[Element placement data]
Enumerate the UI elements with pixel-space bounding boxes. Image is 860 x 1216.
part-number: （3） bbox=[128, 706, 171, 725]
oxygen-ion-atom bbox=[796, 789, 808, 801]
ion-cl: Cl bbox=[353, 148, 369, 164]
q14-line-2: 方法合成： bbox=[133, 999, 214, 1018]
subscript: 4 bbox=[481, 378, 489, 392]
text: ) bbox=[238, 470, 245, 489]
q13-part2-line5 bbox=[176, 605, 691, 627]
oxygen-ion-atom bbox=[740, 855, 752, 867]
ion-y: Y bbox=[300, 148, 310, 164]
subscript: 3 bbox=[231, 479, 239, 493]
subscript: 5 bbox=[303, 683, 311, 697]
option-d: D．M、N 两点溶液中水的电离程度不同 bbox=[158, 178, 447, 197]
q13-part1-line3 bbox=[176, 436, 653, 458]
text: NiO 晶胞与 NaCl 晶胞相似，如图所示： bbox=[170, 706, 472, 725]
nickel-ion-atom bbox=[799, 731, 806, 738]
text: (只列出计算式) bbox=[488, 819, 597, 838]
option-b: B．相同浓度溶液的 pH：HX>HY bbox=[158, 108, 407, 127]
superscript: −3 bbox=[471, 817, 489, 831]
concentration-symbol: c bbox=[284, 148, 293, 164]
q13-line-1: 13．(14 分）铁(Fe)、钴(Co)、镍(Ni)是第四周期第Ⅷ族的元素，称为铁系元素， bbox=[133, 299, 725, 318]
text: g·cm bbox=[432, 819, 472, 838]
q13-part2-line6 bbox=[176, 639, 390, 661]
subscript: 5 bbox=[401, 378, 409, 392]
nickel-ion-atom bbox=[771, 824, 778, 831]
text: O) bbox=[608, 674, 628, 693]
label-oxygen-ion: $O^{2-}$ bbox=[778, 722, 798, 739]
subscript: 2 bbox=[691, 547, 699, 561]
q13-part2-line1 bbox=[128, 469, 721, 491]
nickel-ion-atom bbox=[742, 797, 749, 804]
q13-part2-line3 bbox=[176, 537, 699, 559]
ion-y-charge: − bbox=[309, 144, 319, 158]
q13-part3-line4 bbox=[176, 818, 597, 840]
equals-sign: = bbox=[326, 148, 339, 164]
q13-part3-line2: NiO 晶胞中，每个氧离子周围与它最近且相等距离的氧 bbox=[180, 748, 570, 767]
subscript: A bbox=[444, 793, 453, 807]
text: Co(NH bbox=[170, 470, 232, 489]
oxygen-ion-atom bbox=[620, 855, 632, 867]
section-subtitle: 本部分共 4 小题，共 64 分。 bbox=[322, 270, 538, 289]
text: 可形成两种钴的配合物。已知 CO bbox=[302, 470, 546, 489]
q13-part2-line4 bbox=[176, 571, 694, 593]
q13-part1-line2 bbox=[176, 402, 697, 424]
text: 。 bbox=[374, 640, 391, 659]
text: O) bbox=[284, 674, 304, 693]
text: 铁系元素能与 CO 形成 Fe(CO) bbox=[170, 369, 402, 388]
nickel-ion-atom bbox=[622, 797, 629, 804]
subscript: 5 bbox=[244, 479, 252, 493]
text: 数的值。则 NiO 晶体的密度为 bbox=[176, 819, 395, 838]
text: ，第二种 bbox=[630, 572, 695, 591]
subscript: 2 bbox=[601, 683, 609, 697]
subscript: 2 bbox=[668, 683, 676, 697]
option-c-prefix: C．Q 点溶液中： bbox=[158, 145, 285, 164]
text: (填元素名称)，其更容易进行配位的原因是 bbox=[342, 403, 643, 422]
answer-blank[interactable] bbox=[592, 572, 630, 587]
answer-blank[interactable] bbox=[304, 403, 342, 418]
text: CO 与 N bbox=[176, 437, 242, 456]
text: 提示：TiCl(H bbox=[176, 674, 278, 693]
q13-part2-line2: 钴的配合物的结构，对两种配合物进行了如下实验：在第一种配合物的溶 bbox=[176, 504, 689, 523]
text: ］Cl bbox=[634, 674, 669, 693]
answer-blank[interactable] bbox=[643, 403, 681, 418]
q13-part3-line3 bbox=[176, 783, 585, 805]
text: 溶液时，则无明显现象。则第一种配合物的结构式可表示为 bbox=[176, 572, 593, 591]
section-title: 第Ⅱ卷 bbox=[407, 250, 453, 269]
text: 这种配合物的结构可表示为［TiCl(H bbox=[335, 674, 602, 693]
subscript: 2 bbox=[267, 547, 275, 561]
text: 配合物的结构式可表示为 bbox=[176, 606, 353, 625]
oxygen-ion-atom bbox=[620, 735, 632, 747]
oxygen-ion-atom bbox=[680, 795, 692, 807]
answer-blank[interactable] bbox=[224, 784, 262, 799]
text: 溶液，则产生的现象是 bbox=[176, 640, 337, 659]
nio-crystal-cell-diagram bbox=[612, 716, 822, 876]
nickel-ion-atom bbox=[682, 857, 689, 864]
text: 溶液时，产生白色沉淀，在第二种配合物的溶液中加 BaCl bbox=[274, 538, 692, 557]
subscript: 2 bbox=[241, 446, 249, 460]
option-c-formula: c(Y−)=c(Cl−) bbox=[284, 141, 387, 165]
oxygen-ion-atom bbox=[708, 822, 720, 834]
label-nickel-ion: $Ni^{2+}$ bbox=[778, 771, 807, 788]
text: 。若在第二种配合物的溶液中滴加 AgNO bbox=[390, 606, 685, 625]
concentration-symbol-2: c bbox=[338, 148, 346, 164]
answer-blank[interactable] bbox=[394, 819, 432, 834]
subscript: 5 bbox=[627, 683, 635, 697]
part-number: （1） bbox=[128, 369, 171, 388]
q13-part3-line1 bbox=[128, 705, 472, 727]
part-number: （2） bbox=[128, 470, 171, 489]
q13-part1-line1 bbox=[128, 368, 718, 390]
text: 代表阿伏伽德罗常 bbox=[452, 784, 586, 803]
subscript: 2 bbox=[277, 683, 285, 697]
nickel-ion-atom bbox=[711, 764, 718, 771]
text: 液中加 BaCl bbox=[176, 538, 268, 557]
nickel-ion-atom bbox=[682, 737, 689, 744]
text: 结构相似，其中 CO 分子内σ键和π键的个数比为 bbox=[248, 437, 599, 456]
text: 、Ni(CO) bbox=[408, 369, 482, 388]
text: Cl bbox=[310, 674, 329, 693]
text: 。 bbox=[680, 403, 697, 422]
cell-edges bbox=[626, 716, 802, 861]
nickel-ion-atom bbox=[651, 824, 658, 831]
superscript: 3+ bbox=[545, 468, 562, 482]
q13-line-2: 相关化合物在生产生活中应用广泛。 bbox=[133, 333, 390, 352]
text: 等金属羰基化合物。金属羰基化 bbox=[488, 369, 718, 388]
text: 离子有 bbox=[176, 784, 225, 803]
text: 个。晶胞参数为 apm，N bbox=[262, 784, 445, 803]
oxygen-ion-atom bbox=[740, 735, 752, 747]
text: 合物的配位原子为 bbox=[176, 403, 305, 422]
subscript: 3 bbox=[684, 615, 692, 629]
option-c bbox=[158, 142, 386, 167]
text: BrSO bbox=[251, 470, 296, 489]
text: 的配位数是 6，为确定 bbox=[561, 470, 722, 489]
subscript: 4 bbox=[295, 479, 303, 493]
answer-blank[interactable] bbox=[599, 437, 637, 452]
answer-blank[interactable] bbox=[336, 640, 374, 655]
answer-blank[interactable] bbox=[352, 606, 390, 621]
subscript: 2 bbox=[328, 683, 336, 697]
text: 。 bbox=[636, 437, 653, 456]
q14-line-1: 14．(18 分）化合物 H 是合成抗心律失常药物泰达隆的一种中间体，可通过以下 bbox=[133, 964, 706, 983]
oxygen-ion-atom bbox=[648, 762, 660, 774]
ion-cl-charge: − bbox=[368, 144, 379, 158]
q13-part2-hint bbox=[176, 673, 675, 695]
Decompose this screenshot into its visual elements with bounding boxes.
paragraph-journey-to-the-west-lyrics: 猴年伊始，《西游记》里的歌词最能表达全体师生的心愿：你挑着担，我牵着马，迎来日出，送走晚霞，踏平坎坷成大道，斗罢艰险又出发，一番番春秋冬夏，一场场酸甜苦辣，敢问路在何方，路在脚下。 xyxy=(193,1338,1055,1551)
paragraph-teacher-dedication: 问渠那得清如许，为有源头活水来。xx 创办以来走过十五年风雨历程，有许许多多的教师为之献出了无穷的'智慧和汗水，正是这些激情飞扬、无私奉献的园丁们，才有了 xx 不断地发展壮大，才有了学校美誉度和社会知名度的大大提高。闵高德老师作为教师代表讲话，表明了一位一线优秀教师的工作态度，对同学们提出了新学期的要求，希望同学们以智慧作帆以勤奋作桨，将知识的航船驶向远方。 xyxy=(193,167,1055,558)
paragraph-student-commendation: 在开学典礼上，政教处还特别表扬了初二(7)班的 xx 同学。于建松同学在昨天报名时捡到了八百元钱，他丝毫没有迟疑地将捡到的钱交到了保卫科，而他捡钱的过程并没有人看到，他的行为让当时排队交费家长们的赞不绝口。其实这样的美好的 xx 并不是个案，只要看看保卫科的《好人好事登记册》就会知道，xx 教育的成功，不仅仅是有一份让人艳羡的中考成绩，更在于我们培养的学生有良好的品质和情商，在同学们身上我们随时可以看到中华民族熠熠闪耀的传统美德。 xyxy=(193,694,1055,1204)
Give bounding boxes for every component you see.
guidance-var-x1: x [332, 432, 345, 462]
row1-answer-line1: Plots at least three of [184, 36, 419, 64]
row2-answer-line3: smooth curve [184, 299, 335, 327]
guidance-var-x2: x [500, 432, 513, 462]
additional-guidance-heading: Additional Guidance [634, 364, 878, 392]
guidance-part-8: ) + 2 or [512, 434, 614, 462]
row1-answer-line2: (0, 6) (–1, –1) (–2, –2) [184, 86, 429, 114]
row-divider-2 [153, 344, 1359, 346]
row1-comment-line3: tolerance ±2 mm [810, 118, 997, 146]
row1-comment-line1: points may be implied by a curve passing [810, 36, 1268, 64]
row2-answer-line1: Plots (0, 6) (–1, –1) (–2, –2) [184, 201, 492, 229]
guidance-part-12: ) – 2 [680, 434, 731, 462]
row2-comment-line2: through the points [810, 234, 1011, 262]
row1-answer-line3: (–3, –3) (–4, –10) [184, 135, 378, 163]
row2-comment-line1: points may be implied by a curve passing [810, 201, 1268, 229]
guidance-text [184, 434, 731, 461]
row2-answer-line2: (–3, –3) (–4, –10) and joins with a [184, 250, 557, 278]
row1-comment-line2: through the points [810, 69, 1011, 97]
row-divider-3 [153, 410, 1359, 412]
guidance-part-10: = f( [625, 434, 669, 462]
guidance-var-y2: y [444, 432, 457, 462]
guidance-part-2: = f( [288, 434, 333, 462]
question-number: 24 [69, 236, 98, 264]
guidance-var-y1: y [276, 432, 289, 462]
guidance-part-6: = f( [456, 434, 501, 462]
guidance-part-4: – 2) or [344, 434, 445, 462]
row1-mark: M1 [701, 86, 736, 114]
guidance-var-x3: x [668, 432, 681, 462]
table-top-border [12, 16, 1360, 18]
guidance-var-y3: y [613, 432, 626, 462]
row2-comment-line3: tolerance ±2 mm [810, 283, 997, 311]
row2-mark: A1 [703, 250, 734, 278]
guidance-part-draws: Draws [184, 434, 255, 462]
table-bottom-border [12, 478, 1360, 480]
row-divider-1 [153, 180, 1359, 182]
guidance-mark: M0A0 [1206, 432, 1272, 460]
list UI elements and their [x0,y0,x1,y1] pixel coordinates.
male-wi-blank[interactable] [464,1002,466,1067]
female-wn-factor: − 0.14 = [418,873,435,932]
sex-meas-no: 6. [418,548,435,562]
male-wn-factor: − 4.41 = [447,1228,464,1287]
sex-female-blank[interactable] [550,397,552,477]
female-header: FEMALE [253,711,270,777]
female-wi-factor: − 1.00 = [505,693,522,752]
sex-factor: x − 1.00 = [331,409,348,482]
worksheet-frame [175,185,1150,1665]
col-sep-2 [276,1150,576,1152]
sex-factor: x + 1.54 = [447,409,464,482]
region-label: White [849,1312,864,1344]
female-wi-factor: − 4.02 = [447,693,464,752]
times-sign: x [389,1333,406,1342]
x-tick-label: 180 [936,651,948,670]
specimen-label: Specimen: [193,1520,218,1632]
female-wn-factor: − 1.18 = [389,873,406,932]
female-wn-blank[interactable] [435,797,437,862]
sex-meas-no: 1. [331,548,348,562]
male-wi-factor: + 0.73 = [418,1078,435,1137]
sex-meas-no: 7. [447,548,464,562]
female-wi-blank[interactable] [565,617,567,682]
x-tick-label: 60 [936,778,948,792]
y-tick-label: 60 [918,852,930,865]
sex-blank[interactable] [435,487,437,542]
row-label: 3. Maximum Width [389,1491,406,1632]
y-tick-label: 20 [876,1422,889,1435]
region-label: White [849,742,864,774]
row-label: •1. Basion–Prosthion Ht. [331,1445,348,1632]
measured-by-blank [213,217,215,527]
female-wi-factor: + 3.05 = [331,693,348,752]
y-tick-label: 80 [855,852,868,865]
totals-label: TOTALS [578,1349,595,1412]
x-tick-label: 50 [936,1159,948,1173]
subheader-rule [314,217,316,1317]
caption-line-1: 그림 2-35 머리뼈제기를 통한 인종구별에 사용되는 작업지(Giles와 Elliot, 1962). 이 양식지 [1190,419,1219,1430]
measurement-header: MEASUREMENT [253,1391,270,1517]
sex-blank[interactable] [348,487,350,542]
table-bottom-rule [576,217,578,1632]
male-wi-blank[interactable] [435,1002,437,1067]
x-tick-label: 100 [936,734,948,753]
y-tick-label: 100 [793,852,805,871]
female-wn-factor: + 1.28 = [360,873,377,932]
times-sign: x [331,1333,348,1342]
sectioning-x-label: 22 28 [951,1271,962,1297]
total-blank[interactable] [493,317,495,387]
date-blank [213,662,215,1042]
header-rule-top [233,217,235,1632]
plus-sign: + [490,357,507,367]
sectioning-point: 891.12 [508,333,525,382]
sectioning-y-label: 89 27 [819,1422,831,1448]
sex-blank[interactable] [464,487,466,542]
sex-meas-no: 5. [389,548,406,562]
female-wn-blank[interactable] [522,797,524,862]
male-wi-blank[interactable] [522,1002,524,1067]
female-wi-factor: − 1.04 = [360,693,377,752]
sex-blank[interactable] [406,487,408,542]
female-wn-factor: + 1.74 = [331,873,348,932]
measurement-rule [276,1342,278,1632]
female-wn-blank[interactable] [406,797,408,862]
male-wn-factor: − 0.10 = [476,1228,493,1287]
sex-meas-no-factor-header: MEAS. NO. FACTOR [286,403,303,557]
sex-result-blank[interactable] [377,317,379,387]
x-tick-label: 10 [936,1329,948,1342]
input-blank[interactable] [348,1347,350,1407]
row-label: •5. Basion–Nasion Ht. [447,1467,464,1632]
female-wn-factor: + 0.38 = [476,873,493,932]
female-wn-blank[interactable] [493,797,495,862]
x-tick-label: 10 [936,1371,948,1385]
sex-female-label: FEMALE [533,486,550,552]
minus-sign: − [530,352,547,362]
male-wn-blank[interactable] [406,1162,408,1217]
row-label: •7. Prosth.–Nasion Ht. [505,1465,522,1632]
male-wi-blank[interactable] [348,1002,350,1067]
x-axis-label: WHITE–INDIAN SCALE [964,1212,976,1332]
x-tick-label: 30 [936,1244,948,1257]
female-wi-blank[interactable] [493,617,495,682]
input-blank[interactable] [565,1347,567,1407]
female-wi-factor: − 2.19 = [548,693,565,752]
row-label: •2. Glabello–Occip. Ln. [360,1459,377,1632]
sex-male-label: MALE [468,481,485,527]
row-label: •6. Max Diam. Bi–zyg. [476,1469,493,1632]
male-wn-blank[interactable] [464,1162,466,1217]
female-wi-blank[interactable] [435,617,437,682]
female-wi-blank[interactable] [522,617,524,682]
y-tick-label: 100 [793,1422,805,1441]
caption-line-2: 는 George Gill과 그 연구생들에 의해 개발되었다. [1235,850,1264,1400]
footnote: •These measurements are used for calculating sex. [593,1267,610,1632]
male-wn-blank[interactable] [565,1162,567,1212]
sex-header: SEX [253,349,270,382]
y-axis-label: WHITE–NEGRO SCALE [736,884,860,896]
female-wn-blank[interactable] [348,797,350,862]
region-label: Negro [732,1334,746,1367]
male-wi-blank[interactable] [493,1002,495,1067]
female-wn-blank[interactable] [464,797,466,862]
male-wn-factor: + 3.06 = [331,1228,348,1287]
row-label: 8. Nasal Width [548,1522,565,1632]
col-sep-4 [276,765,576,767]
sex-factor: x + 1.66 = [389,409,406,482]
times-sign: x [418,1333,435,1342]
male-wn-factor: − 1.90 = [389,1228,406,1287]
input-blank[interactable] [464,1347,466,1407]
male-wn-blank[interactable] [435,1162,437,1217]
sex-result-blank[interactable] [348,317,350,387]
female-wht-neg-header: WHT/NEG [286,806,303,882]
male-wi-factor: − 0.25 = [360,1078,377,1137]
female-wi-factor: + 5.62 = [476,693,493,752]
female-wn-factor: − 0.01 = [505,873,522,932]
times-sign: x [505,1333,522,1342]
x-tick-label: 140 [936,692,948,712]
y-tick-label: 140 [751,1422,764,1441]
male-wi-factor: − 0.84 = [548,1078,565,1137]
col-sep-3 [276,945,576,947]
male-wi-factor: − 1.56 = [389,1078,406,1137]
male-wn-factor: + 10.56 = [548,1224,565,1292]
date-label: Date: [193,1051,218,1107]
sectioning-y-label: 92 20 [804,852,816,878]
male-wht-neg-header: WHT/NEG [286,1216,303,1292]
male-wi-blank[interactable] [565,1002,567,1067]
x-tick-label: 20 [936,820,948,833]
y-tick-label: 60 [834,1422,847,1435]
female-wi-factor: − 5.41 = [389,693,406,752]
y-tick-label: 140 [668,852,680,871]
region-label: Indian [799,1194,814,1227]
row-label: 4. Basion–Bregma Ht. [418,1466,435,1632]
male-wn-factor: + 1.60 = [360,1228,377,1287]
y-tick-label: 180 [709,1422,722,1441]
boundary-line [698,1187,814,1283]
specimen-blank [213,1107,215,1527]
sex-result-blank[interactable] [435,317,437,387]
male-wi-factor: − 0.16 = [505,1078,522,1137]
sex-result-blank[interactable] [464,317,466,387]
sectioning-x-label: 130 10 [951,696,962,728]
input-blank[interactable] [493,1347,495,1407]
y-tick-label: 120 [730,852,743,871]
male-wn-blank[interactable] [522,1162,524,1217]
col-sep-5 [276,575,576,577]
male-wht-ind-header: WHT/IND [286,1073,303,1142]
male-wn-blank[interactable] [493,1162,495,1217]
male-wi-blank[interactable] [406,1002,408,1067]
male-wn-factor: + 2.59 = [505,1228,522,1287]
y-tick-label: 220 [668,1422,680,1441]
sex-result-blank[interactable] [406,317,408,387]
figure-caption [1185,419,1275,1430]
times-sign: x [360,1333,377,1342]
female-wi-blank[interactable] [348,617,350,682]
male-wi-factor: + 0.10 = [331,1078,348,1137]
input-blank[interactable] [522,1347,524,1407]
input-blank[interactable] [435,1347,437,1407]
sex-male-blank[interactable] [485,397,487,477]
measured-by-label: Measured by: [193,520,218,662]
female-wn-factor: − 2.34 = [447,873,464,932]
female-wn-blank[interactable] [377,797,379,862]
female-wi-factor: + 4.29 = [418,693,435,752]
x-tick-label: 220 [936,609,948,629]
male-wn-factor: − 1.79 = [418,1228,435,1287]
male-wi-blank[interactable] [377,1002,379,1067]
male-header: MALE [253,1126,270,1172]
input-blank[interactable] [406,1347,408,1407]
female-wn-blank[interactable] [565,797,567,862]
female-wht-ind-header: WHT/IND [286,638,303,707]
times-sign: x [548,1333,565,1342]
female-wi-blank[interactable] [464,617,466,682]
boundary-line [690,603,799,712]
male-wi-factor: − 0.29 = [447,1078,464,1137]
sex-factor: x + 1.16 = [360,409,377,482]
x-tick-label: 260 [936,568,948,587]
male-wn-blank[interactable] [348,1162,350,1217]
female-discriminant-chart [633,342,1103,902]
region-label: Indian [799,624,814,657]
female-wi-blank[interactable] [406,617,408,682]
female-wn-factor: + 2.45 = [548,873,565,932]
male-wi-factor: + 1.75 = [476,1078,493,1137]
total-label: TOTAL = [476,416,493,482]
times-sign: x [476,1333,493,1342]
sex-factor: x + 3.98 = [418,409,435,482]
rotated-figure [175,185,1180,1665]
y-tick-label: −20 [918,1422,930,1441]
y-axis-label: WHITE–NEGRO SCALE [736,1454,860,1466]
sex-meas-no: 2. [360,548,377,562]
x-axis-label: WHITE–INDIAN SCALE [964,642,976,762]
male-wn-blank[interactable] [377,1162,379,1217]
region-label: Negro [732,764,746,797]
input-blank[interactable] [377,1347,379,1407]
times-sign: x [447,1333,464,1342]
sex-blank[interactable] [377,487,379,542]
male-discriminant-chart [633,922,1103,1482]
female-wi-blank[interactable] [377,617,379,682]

| What you should do |
Repeat the lines beginning at the start of the records and ending at the line containing "nickel-ion-atom bbox=[799, 731, 806, 738]", with both ends included.

| Answer in full |
Enumerate the UI elements with pixel-space bounding boxes. Image is 860 x 1216.
part-number: （3） bbox=[128, 706, 171, 725]
oxygen-ion-atom bbox=[796, 789, 808, 801]
ion-cl: Cl bbox=[353, 148, 369, 164]
q14-line-2: 方法合成： bbox=[133, 999, 214, 1018]
subscript: 4 bbox=[481, 378, 489, 392]
text: ) bbox=[238, 470, 245, 489]
q13-part2-line5 bbox=[176, 605, 691, 627]
oxygen-ion-atom bbox=[740, 855, 752, 867]
ion-y: Y bbox=[300, 148, 310, 164]
subscript: 3 bbox=[231, 479, 239, 493]
subscript: 5 bbox=[303, 683, 311, 697]
option-d: D．M、N 两点溶液中水的电离程度不同 bbox=[158, 178, 447, 197]
q13-part1-line3 bbox=[176, 436, 653, 458]
text: NiO 晶胞与 NaCl 晶胞相似，如图所示： bbox=[170, 706, 472, 725]
nickel-ion-atom bbox=[799, 731, 806, 738]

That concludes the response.